**MATERIAL TO PROCESS:**
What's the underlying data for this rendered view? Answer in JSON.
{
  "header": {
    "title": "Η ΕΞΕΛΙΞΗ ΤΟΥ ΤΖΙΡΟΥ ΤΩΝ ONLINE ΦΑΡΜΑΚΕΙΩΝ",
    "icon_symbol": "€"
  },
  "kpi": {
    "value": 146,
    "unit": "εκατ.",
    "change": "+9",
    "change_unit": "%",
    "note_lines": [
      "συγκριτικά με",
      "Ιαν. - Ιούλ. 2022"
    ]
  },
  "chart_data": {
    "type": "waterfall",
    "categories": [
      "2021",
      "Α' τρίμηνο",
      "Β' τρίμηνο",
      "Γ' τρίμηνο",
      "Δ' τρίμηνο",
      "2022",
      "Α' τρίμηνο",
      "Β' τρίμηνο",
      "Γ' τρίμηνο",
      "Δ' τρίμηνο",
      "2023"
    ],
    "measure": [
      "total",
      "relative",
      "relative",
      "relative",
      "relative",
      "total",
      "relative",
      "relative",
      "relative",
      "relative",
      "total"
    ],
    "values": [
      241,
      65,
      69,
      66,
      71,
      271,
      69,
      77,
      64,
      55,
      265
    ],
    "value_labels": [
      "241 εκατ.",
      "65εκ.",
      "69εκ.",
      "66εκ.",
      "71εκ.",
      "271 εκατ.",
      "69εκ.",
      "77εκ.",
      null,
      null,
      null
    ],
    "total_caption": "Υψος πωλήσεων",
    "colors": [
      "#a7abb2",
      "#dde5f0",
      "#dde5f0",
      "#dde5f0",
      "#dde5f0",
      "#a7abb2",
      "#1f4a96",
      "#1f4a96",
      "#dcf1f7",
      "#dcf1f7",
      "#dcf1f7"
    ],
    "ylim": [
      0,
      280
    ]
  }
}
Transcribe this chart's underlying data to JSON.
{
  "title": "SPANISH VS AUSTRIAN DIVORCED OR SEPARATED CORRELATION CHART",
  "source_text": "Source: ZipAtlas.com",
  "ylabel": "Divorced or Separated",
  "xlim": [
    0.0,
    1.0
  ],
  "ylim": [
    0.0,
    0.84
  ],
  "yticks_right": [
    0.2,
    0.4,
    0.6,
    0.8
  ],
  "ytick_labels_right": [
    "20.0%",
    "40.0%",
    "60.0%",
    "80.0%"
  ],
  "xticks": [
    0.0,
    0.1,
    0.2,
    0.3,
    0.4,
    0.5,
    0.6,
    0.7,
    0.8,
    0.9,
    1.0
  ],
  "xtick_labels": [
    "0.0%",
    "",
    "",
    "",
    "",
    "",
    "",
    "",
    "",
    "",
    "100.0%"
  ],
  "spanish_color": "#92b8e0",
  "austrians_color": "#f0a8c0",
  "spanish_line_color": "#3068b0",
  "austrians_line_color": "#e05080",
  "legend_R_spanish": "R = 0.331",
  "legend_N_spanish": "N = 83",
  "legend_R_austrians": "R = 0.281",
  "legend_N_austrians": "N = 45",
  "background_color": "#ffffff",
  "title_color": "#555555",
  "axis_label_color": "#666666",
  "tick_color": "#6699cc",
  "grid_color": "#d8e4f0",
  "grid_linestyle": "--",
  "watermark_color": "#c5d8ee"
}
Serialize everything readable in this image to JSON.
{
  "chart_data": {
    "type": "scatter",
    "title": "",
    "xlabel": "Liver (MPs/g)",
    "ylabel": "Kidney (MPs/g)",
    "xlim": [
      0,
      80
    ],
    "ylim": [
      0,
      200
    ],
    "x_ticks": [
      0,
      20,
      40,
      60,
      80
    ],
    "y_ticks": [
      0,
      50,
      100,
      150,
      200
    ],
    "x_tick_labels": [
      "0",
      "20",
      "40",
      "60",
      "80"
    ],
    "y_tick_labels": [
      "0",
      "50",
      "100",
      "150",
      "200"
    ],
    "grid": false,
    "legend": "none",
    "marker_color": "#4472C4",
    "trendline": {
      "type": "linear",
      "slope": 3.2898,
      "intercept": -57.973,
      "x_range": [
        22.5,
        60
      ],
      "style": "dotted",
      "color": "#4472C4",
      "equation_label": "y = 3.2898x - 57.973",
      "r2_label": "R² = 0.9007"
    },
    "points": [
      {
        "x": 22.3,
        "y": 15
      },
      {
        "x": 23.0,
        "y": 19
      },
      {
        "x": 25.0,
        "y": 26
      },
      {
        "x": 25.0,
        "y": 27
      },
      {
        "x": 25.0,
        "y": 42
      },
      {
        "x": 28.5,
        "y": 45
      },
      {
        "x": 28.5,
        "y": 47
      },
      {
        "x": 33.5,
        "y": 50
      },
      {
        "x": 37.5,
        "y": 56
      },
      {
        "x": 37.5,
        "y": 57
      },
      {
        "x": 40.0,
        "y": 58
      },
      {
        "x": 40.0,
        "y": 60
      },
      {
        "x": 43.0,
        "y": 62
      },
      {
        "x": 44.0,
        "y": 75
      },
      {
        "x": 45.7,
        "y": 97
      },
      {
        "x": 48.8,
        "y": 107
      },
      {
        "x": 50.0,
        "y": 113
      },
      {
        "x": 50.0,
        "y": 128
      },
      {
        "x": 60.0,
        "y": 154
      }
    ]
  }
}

**TASK DESCRIPTION:** Above are some records; extract every one of them exactly.

**TASK ANSWER:**
What's the underlying data for this rendered view? Answer in JSON.
{
  "header": {
    "title": "Η ΕΞΕΛΙΞΗ ΤΟΥ ΤΖΙΡΟΥ ΤΩΝ ONLINE ΦΑΡΜΑΚΕΙΩΝ",
    "icon_symbol": "€"
  },
  "kpi": {
    "value": 146,
    "unit": "εκατ.",
    "change": "+9",
    "change_unit": "%",
    "note_lines": [
      "συγκριτικά με",
      "Ιαν. - Ιούλ. 2022"
    ]
  },
  "chart_data": {
    "type": "waterfall",
    "categories": [
      "2021",
      "Α' τρίμηνο",
      "Β' τρίμηνο",
      "Γ' τρίμηνο",
      "Δ' τρίμηνο",
      "2022",
      "Α' τρίμηνο",
      "Β' τρίμηνο",
      "Γ' τρίμηνο",
      "Δ' τρίμηνο",
      "2023"
    ],
    "measure": [
      "total",
      "relative",
      "relative",
      "relative",
      "relative",
      "total",
      "relative",
      "relative",
      "relative",
      "relative",
      "total"
    ],
    "values": [
      241,
      65,
      69,
      66,
      71,
      271,
      69,
      77,
      64,
      55,
      265
    ],
    "value_labels": [
      "241 εκατ.",
      "65εκ.",
      "69εκ.",
      "66εκ.",
      "71εκ.",
      "271 εκατ.",
      "69εκ.",
      "77εκ.",
      null,
      null,
      null
    ],
    "total_caption": "Υψος πωλήσεων",
    "colors": [
      "#a7abb2",
      "#dde5f0",
      "#dde5f0",
      "#dde5f0",
      "#dde5f0",
      "#a7abb2",
      "#1f4a96",
      "#1f4a96",
      "#dcf1f7",
      "#dcf1f7",
      "#dcf1f7"
    ],
    "ylim": [
      0,
      280
    ]
  }
}
Transcribe this chart's underlying data to JSON.
{
  "title": "SPANISH VS AUSTRIAN DIVORCED OR SEPARATED CORRELATION CHART",
  "source_text": "Source: ZipAtlas.com",
  "ylabel": "Divorced or Separated",
  "xlim": [
    0.0,
    1.0
  ],
  "ylim": [
    0.0,
    0.84
  ],
  "yticks_right": [
    0.2,
    0.4,
    0.6,
    0.8
  ],
  "ytick_labels_right": [
    "20.0%",
    "40.0%",
    "60.0%",
    "80.0%"
  ],
  "xticks": [
    0.0,
    0.1,
    0.2,
    0.3,
    0.4,
    0.5,
    0.6,
    0.7,
    0.8,
    0.9,
    1.0
  ],
  "xtick_labels": [
    "0.0%",
    "",
    "",
    "",
    "",
    "",
    "",
    "",
    "",
    "",
    "100.0%"
  ],
  "spanish_color": "#92b8e0",
  "austrians_color": "#f0a8c0",
  "spanish_line_color": "#3068b0",
  "austrians_line_color": "#e05080",
  "legend_R_spanish": "R = 0.331",
  "legend_N_spanish": "N = 83",
  "legend_R_austrians": "R = 0.281",
  "legend_N_austrians": "N = 45",
  "background_color": "#ffffff",
  "title_color": "#555555",
  "axis_label_color": "#666666",
  "tick_color": "#6699cc",
  "grid_color": "#d8e4f0",
  "grid_linestyle": "--",
  "watermark_color": "#c5d8ee"
}
Serialize everything readable in this image to JSON.
{
  "chart_data": {
    "type": "scatter",
    "title": "",
    "xlabel": "Liver (MPs/g)",
    "ylabel": "Kidney (MPs/g)",
    "xlim": [
      0,
      80
    ],
    "ylim": [
      0,
      200
    ],
    "x_ticks": [
      0,
      20,
      40,
      60,
      80
    ],
    "y_ticks": [
      0,
      50,
      100,
      150,
      200
    ],
    "x_tick_labels": [
      "0",
      "20",
      "40",
      "60",
      "80"
    ],
    "y_tick_labels": [
      "0",
      "50",
      "100",
      "150",
      "200"
    ],
    "grid": false,
    "legend": "none",
    "marker_color": "#4472C4",
    "trendline": {
      "type": "linear",
      "slope": 3.2898,
      "intercept": -57.973,
      "x_range": [
        22.5,
        60
      ],
      "style": "dotted",
      "color": "#4472C4",
      "equation_label": "y = 3.2898x - 57.973",
      "r2_label": "R² = 0.9007"
    },
    "points": [
      {
        "x": 22.3,
        "y": 15
      },
      {
        "x": 23.0,
        "y": 19
      },
      {
        "x": 25.0,
        "y": 26
      },
      {
        "x": 25.0,
        "y": 27
      },
      {
        "x": 25.0,
        "y": 42
      },
      {
        "x": 28.5,
        "y": 45
      },
      {
        "x": 28.5,
        "y": 47
      },
      {
        "x": 33.5,
        "y": 50
      },
      {
        "x": 37.5,
        "y": 56
      },
      {
        "x": 37.5,
        "y": 57
      },
      {
        "x": 40.0,
        "y": 58
      },
      {
        "x": 40.0,
        "y": 60
      },
      {
        "x": 43.0,
        "y": 62
      },
      {
        "x": 44.0,
        "y": 75
      },
      {
        "x": 45.7,
        "y": 97
      },
      {
        "x": 48.8,
        "y": 107
      },
      {
        "x": 50.0,
        "y": 113
      },
      {
        "x": 50.0,
        "y": 128
      },
      {
        "x": 60.0,
        "y": 154
      }
    ]
  }
}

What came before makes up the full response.